## [Your instructions]
Pull every line containing "JSON" out of the material below.

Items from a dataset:
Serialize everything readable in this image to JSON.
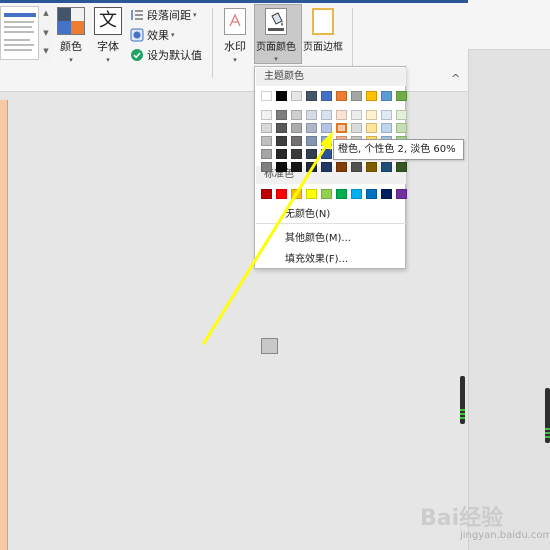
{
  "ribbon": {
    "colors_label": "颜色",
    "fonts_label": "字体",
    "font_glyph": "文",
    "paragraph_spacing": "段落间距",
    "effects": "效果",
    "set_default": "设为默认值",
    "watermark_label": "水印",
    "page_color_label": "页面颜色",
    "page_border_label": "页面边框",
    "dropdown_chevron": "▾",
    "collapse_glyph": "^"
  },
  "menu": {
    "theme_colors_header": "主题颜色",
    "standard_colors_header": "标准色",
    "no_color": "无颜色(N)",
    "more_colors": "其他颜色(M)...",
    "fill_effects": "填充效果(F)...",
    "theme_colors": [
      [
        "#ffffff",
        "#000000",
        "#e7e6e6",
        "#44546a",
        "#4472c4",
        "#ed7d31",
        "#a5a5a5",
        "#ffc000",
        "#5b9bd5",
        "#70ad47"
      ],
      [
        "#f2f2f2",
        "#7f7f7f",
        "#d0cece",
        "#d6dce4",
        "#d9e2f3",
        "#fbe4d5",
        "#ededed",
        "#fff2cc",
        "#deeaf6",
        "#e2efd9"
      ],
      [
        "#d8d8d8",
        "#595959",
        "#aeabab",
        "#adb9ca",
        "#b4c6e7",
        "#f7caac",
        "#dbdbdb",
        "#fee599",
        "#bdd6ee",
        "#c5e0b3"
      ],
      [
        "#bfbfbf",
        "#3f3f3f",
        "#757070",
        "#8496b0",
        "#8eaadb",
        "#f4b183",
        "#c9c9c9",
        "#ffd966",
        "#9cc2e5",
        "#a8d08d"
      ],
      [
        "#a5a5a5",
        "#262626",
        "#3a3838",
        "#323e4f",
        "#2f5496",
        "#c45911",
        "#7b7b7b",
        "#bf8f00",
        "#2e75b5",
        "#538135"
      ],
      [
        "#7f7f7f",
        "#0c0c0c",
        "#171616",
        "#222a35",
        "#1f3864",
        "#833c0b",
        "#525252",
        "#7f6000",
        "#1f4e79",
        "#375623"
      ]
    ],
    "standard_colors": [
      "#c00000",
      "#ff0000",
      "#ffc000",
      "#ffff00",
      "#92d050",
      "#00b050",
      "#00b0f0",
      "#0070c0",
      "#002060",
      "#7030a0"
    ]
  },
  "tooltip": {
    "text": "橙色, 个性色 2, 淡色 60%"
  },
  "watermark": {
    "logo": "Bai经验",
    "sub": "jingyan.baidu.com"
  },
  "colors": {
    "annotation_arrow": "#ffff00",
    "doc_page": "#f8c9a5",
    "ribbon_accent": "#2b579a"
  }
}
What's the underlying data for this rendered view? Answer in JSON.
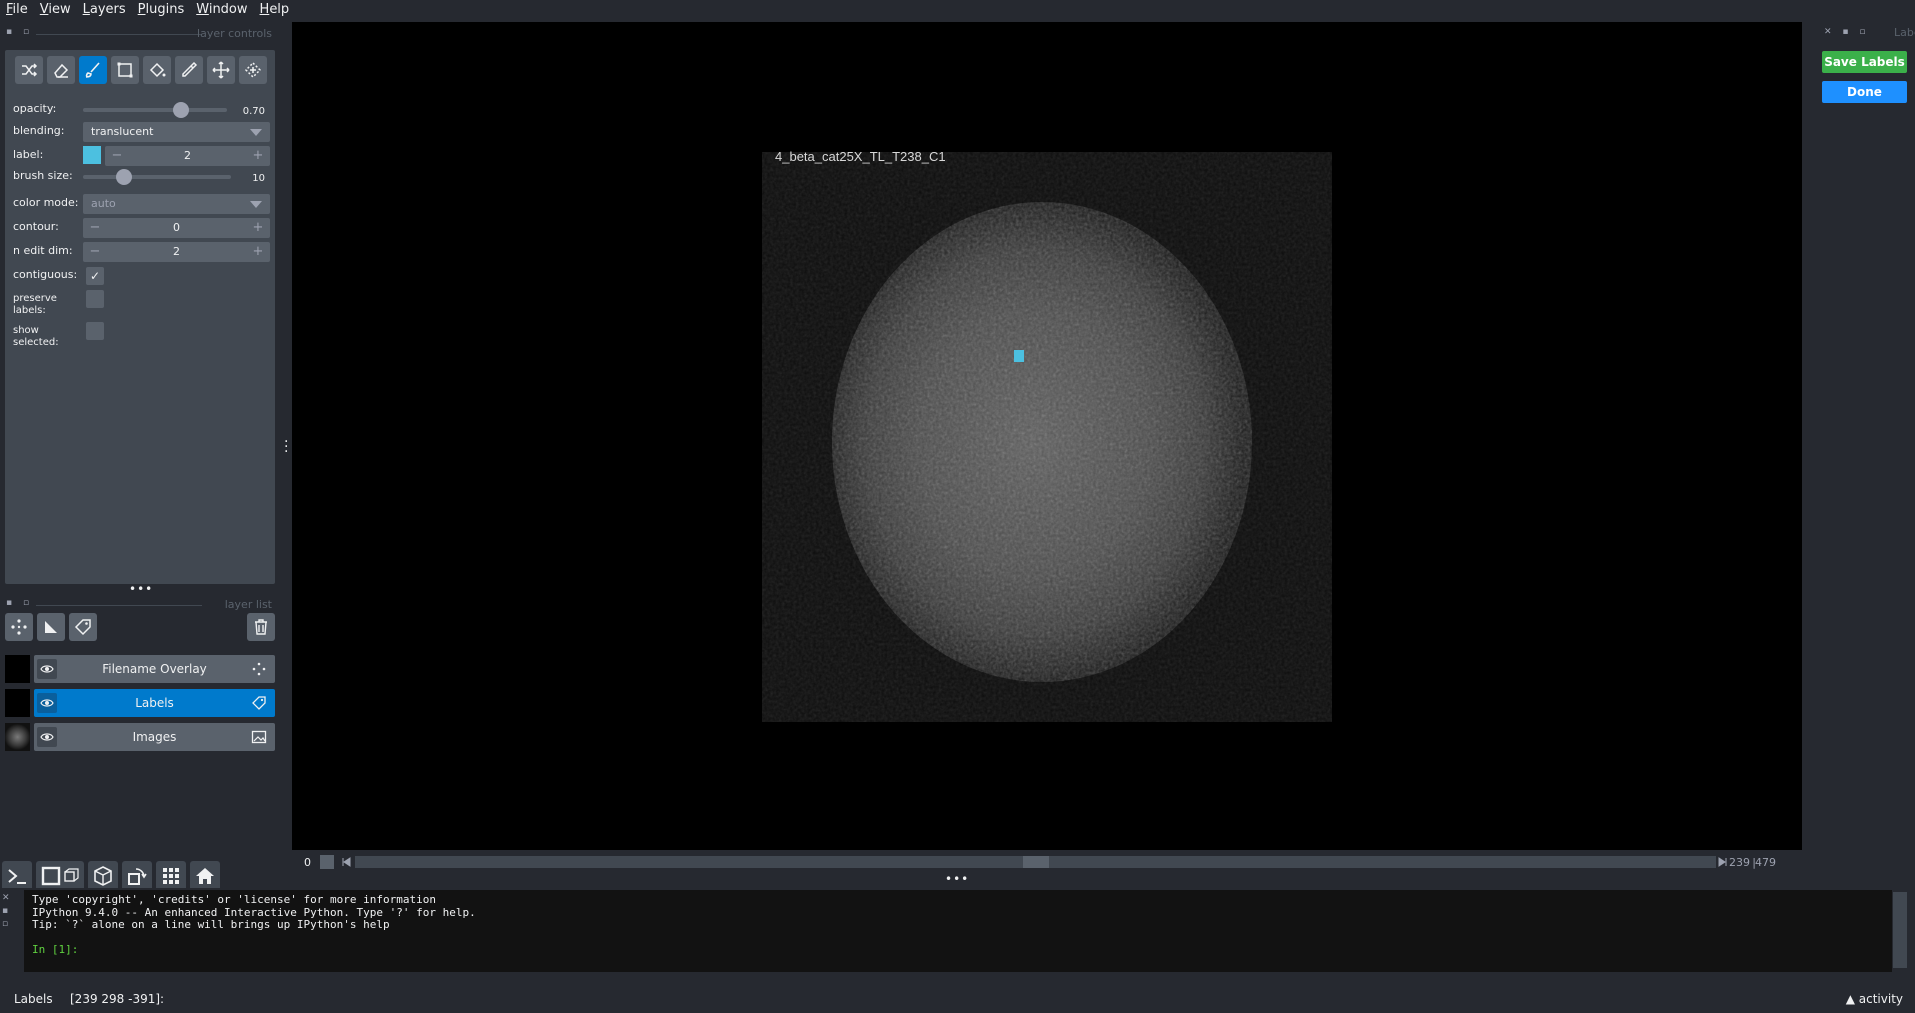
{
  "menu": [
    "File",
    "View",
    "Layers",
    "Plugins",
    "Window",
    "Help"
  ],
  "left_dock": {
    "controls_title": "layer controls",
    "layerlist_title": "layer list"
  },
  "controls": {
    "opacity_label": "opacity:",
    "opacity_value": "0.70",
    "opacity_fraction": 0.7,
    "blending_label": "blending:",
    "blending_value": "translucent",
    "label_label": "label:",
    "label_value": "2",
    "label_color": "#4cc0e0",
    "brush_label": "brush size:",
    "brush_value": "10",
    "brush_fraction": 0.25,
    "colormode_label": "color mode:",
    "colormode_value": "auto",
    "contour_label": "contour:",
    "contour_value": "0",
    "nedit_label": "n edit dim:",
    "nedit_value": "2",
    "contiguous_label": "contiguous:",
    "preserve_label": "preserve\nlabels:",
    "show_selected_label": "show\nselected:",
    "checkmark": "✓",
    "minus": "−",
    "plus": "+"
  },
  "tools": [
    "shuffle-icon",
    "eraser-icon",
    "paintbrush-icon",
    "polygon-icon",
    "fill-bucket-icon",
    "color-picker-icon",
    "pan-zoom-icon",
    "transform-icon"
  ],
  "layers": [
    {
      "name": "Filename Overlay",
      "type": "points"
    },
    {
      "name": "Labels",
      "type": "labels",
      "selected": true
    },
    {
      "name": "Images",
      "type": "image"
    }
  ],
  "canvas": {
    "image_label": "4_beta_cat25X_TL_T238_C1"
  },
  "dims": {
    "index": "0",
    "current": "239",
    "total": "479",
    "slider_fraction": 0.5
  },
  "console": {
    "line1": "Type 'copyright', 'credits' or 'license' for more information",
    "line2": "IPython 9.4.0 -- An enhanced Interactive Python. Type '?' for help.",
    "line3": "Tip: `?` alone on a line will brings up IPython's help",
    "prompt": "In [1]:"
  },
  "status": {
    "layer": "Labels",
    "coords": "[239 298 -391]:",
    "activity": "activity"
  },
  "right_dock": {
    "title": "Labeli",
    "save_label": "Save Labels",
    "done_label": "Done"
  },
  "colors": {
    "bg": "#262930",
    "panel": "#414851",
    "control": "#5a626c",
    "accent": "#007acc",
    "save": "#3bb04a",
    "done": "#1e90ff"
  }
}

## [Result for this task]
Serialize everything readable in this image to JSON.
What's the underlying data for this rendered view? Answer in JSON.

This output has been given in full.